▸ WHAT IS ASKED
Nothing but the lines from the one that contains "Read out every word on this page." through the end of the listing should appear, set down exactly.

▸ DATA PROVIDED
====

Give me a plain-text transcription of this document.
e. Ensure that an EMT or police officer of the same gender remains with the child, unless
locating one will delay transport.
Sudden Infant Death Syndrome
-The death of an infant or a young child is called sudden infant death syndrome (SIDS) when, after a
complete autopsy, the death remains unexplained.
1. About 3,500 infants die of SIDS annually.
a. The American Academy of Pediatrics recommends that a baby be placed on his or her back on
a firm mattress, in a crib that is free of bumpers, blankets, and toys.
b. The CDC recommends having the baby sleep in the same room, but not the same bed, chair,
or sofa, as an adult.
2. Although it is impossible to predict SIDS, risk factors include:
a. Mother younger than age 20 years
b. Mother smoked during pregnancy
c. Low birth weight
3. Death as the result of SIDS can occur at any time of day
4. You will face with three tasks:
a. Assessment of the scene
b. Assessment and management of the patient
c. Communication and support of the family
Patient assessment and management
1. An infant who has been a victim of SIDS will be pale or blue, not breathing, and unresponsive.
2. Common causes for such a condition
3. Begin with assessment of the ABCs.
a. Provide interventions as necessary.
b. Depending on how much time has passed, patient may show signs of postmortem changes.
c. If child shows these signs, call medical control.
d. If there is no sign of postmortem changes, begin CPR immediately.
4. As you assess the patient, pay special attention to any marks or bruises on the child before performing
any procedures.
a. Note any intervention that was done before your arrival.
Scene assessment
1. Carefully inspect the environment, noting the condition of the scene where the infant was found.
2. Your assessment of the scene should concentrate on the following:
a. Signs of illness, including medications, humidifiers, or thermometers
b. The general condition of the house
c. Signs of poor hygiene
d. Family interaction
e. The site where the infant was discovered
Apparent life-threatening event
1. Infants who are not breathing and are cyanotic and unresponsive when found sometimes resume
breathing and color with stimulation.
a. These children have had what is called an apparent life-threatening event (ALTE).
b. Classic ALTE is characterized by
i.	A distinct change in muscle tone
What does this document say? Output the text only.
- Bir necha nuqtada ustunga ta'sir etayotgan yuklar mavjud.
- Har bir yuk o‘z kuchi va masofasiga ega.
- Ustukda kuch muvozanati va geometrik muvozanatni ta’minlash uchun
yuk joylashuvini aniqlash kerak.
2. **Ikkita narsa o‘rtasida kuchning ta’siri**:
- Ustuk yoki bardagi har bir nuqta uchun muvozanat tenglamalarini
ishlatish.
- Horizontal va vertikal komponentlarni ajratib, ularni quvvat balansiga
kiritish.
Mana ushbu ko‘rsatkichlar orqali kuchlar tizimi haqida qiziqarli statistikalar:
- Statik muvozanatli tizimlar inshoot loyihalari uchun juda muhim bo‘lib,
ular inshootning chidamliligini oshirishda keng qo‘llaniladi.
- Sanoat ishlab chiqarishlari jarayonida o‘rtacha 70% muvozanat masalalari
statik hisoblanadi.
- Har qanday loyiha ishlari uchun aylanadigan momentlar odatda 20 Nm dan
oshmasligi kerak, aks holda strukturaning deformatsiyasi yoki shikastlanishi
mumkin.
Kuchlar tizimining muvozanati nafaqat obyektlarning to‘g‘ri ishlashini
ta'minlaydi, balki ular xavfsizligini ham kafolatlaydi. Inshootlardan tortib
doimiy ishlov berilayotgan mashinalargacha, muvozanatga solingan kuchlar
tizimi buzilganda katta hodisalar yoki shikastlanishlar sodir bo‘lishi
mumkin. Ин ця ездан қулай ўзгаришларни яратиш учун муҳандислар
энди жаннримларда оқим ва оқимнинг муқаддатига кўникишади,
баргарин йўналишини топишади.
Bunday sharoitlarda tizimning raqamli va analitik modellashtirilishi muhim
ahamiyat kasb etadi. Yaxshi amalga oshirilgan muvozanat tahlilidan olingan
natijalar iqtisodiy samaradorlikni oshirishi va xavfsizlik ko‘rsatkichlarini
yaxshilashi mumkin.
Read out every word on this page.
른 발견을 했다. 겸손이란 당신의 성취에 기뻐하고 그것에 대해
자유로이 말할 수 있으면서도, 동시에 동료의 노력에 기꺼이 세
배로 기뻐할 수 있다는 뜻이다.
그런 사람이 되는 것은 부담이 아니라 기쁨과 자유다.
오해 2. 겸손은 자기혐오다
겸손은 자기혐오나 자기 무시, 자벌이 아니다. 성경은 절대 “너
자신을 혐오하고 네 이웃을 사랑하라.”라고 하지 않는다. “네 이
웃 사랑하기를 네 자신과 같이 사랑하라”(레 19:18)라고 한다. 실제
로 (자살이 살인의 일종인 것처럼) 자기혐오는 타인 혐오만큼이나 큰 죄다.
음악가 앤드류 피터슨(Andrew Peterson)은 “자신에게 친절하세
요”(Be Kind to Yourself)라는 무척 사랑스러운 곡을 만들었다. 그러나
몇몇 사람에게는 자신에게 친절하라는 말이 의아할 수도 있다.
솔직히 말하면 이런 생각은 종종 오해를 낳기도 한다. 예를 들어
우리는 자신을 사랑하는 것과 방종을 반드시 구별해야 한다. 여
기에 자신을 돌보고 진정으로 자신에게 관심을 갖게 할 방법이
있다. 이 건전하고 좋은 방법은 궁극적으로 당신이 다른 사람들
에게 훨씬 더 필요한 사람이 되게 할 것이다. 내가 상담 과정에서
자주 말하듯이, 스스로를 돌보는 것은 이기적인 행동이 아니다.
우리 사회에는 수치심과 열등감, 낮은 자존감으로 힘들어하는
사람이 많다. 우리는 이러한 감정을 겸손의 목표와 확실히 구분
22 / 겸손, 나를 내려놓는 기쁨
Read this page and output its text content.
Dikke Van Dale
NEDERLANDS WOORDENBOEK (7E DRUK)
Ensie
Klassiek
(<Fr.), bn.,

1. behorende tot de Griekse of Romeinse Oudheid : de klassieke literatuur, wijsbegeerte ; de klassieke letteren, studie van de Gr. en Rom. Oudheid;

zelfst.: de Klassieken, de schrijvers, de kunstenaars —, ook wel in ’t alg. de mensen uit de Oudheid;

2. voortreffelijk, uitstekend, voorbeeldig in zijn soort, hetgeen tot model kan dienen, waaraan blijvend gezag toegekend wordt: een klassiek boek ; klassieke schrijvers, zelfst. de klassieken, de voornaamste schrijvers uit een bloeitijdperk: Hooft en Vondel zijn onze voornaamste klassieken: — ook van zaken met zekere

====

▸ RESPONSE TO THIS TASK
Read out every word on this page.
른 발견을 했다. 겸손이란 당신의 성취에 기뻐하고 그것에 대해
자유로이 말할 수 있으면서도, 동시에 동료의 노력에 기꺼이 세
배로 기뻐할 수 있다는 뜻이다.
그런 사람이 되는 것은 부담이 아니라 기쁨과 자유다.
오해 2. 겸손은 자기혐오다
겸손은 자기혐오나 자기 무시, 자벌이 아니다. 성경은 절대 “너
자신을 혐오하고 네 이웃을 사랑하라.”라고 하지 않는다. “네 이
웃 사랑하기를 네 자신과 같이 사랑하라”(레 19:18)라고 한다. 실제
로 (자살이 살인의 일종인 것처럼) 자기혐오는 타인 혐오만큼이나 큰 죄다.
음악가 앤드류 피터슨(Andrew Peterson)은 “자신에게 친절하세
요”(Be Kind to Yourself)라는 무척 사랑스러운 곡을 만들었다. 그러나
몇몇 사람에게는 자신에게 친절하라는 말이 의아할 수도 있다.
솔직히 말하면 이런 생각은 종종 오해를 낳기도 한다. 예를 들어
우리는 자신을 사랑하는 것과 방종을 반드시 구별해야 한다. 여
기에 자신을 돌보고 진정으로 자신에게 관심을 갖게 할 방법이
있다. 이 건전하고 좋은 방법은 궁극적으로 당신이 다른 사람들
에게 훨씬 더 필요한 사람이 되게 할 것이다. 내가 상담 과정에서
자주 말하듯이, 스스로를 돌보는 것은 이기적인 행동이 아니다.
우리 사회에는 수치심과 열등감, 낮은 자존감으로 힘들어하는
사람이 많다. 우리는 이러한 감정을 겸손의 목표와 확실히 구분
22 / 겸손, 나를 내려놓는 기쁨
Read this page and output its text content.
Dikke Van Dale
NEDERLANDS WOORDENBOEK (7E DRUK)
Ensie
Klassiek
(<Fr.), bn.,

1. behorende tot de Griekse of Romeinse Oudheid : de klassieke literatuur, wijsbegeerte ; de klassieke letteren, studie van de Gr. en Rom. Oudheid;

zelfst.: de Klassieken, de schrijvers, de kunstenaars —, ook wel in ’t alg. de mensen uit de Oudheid;

2. voortreffelijk, uitstekend, voorbeeldig in zijn soort, hetgeen tot model kan dienen, waaraan blijvend gezag toegekend wordt: een klassiek boek ; klassieke schrijvers, zelfst. de klassieken, de voornaamste schrijvers uit een bloeitijdperk: Hooft en Vondel zijn onze voornaamste klassieken: — ook van zaken met zekere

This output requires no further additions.